__Data to use__:
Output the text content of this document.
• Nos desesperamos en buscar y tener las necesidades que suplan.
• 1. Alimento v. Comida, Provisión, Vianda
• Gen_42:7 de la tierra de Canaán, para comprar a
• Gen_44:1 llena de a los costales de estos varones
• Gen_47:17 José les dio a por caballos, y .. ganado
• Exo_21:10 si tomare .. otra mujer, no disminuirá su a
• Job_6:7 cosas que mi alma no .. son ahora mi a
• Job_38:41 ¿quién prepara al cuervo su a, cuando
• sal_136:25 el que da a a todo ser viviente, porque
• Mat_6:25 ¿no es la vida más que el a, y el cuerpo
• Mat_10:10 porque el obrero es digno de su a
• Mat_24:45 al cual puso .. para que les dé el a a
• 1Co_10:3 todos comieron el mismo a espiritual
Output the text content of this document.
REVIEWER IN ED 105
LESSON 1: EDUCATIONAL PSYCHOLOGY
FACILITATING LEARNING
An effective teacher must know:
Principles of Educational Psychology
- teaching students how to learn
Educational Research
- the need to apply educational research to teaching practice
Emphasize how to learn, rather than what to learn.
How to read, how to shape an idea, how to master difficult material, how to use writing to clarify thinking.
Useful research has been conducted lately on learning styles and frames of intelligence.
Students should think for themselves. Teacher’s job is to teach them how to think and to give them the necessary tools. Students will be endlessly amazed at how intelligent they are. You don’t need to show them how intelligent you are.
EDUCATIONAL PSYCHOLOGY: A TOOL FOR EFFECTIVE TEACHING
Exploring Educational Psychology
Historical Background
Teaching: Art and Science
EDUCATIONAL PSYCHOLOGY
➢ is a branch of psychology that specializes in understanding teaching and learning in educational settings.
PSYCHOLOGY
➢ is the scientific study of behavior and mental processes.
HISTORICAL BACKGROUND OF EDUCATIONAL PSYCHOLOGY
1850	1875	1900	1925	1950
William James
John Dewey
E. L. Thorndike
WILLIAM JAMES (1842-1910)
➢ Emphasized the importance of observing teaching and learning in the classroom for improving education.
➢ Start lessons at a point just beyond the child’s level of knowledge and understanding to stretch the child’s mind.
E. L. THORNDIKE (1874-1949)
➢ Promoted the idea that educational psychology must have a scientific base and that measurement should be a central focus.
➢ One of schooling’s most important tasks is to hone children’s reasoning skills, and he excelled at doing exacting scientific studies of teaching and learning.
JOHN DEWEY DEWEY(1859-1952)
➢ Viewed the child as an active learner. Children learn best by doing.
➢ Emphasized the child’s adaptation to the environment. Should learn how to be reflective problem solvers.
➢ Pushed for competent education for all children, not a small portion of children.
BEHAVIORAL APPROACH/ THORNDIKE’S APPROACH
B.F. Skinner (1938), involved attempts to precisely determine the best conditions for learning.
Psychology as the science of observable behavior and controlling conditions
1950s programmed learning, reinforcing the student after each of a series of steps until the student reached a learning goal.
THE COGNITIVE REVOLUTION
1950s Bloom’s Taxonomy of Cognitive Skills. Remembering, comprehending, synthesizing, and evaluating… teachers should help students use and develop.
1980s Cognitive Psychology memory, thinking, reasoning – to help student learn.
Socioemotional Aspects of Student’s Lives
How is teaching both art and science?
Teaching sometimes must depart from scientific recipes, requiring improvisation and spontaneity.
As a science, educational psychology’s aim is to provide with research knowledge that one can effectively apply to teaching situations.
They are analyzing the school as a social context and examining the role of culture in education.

__Challenge__: Gather all the lines that include the word "help" and copy them out.

__Output of the exercise__:
1950s Bloom’s Taxonomy of Cognitive Skills. Remembering, comprehending, synthesizing, and evaluating… teachers should help students use and develop.
1980s Cognitive Psychology memory, thinking, reasoning – to help student learn.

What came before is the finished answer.